Stored data
****

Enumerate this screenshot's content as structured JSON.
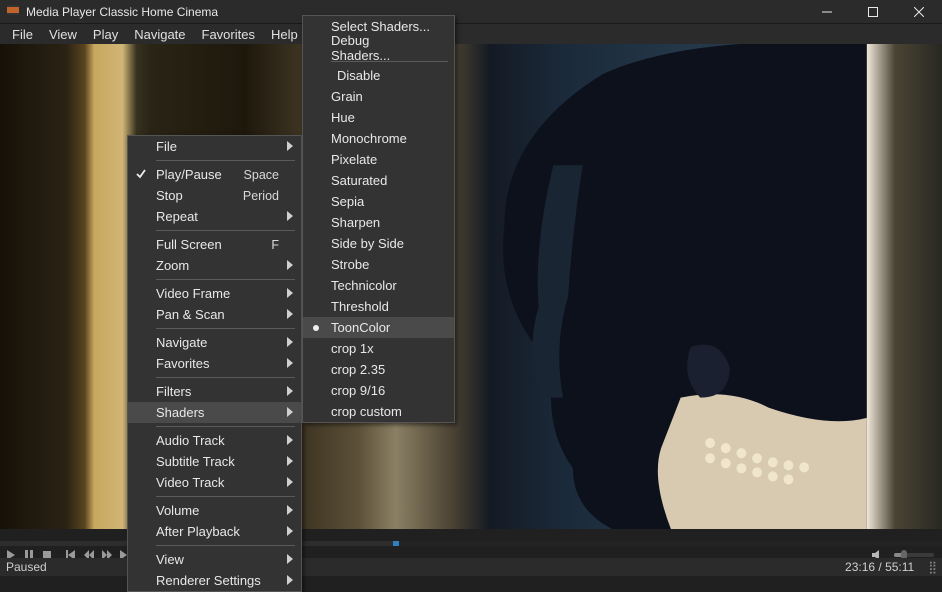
{
  "title": "Media Player Classic Home Cinema",
  "menubar": [
    "File",
    "View",
    "Play",
    "Navigate",
    "Favorites",
    "Help"
  ],
  "status": {
    "state": "Paused",
    "time": "23:16 / 55:11"
  },
  "timeline": {
    "progress_pct": 42,
    "mark_pct": 42
  },
  "volume": {
    "level_pct": 24
  },
  "ctx_main": {
    "items": [
      {
        "type": "sub",
        "label": "File"
      },
      {
        "type": "sep"
      },
      {
        "type": "item",
        "label": "Play/Pause",
        "accel": "Space",
        "checked": true
      },
      {
        "type": "item",
        "label": "Stop",
        "accel": "Period"
      },
      {
        "type": "sub",
        "label": "Repeat"
      },
      {
        "type": "sep"
      },
      {
        "type": "item",
        "label": "Full Screen",
        "accel": "F"
      },
      {
        "type": "sub",
        "label": "Zoom"
      },
      {
        "type": "sep"
      },
      {
        "type": "sub",
        "label": "Video Frame"
      },
      {
        "type": "sub",
        "label": "Pan & Scan"
      },
      {
        "type": "sep"
      },
      {
        "type": "sub",
        "label": "Navigate"
      },
      {
        "type": "sub",
        "label": "Favorites"
      },
      {
        "type": "sep"
      },
      {
        "type": "sub",
        "label": "Filters"
      },
      {
        "type": "sub",
        "label": "Shaders",
        "highlight": true
      },
      {
        "type": "sep"
      },
      {
        "type": "sub",
        "label": "Audio Track"
      },
      {
        "type": "sub",
        "label": "Subtitle Track"
      },
      {
        "type": "sub",
        "label": "Video Track"
      },
      {
        "type": "sep"
      },
      {
        "type": "sub",
        "label": "Volume"
      },
      {
        "type": "sub",
        "label": "After Playback"
      },
      {
        "type": "sep"
      },
      {
        "type": "sub",
        "label": "View"
      },
      {
        "type": "sub",
        "label": "Renderer Settings"
      }
    ]
  },
  "ctx_shaders": {
    "items": [
      {
        "type": "item",
        "label": "Select Shaders..."
      },
      {
        "type": "item",
        "label": "Debug Shaders..."
      },
      {
        "type": "sep"
      },
      {
        "type": "item",
        "label": "Disable",
        "indent": true
      },
      {
        "type": "item",
        "label": "Grain"
      },
      {
        "type": "item",
        "label": "Hue"
      },
      {
        "type": "item",
        "label": "Monochrome"
      },
      {
        "type": "item",
        "label": "Pixelate"
      },
      {
        "type": "item",
        "label": "Saturated"
      },
      {
        "type": "item",
        "label": "Sepia"
      },
      {
        "type": "item",
        "label": "Sharpen"
      },
      {
        "type": "item",
        "label": "Side by Side"
      },
      {
        "type": "item",
        "label": "Strobe"
      },
      {
        "type": "item",
        "label": "Technicolor"
      },
      {
        "type": "item",
        "label": "Threshold"
      },
      {
        "type": "item",
        "label": "ToonColor",
        "radio": true,
        "highlight": true
      },
      {
        "type": "item",
        "label": "crop 1x"
      },
      {
        "type": "item",
        "label": "crop 2.35"
      },
      {
        "type": "item",
        "label": "crop 9/16"
      },
      {
        "type": "item",
        "label": "crop custom"
      }
    ]
  }
}
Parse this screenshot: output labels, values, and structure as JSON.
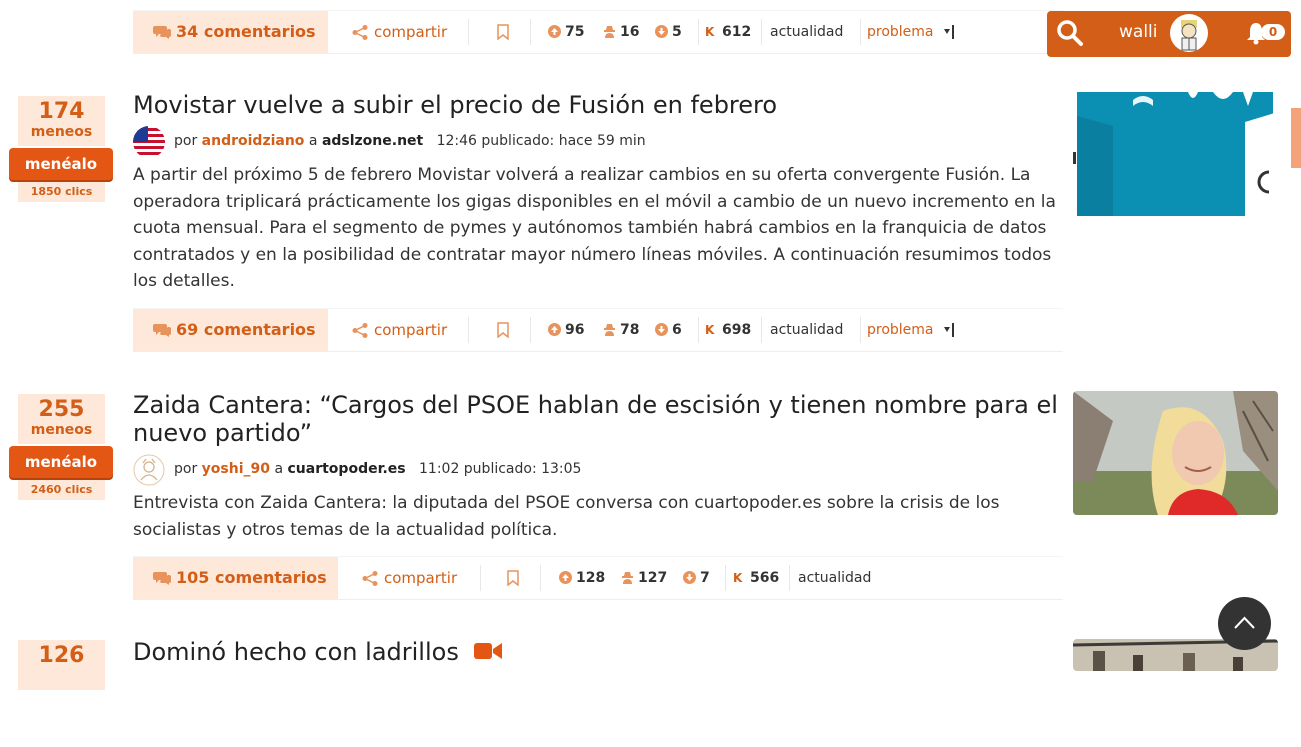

****

Retype all entries exactly as they appear, dropping the images.

RESPONSE TO THIS TASK ::
Enumerate this screenshot's content as structured JSON.
{
  "title": "Media Player Classic Home Cinema",
  "menubar": [
    "File",
    "View",
    "Play",
    "Navigate",
    "Favorites",
    "Help"
  ],
  "status": {
    "state": "Paused",
    "time": "23:16 / 55:11"
  },
  "timeline": {
    "progress_pct": 42,
    "mark_pct": 42
  },
  "volume": {
    "level_pct": 24
  },
  "ctx_main": {
    "items": [
      {
        "type": "sub",
        "label": "File"
      },
      {
        "type": "sep"
      },
      {
        "type": "item",
        "label": "Play/Pause",
        "accel": "Space",
        "checked": true
      },
      {
        "type": "item",
        "label": "Stop",
        "accel": "Period"
      },
      {
        "type": "sub",
        "label": "Repeat"
      },
      {
        "type": "sep"
      },
      {
        "type": "item",
        "label": "Full Screen",
        "accel": "F"
      },
      {
        "type": "sub",
        "label": "Zoom"
      },
      {
        "type": "sep"
      },
      {
        "type": "sub",
        "label": "Video Frame"
      },
      {
        "type": "sub",
        "label": "Pan & Scan"
      },
      {
        "type": "sep"
      },
      {
        "type": "sub",
        "label": "Navigate"
      },
      {
        "type": "sub",
        "label": "Favorites"
      },
      {
        "type": "sep"
      },
      {
        "type": "sub",
        "label": "Filters"
      },
      {
        "type": "sub",
        "label": "Shaders",
        "highlight": true
      },
      {
        "type": "sep"
      },
      {
        "type": "sub",
        "label": "Audio Track"
      },
      {
        "type": "sub",
        "label": "Subtitle Track"
      },
      {
        "type": "sub",
        "label": "Video Track"
      },
      {
        "type": "sep"
      },
      {
        "type": "sub",
        "label": "Volume"
      },
      {
        "type": "sub",
        "label": "After Playback"
      },
      {
        "type": "sep"
      },
      {
        "type": "sub",
        "label": "View"
      },
      {
        "type": "sub",
        "label": "Renderer Settings"
      }
    ]
  },
  "ctx_shaders": {
    "items": [
      {
        "type": "item",
        "label": "Select Shaders..."
      },
      {
        "type": "item",
        "label": "Debug Shaders..."
      },
      {
        "type": "sep"
      },
      {
        "type": "item",
        "label": "Disable",
        "indent": true
      },
      {
        "type": "item",
        "label": "Grain"
      },
      {
        "type": "item",
        "label": "Hue"
      },
      {
        "type": "item",
        "label": "Monochrome"
      },
      {
        "type": "item",
        "label": "Pixelate"
      },
      {
        "type": "item",
        "label": "Saturated"
      },
      {
        "type": "item",
        "label": "Sepia"
      },
      {
        "type": "item",
        "label": "Sharpen"
      },
      {
        "type": "item",
        "label": "Side by Side"
      },
      {
        "type": "item",
        "label": "Strobe"
      },
      {
        "type": "item",
        "label": "Technicolor"
      },
      {
        "type": "item",
        "label": "Threshold"
      },
      {
        "type": "item",
        "label": "ToonColor",
        "radio": true,
        "highlight": true
      },
      {
        "type": "item",
        "label": "crop 1x"
      },
      {
        "type": "item",
        "label": "crop 2.35"
      },
      {
        "type": "item",
        "label": "crop 9/16"
      },
      {
        "type": "item",
        "label": "crop custom"
      }
    ]
  }
}
Parse this screenshot: output labels, values, and structure as JSON.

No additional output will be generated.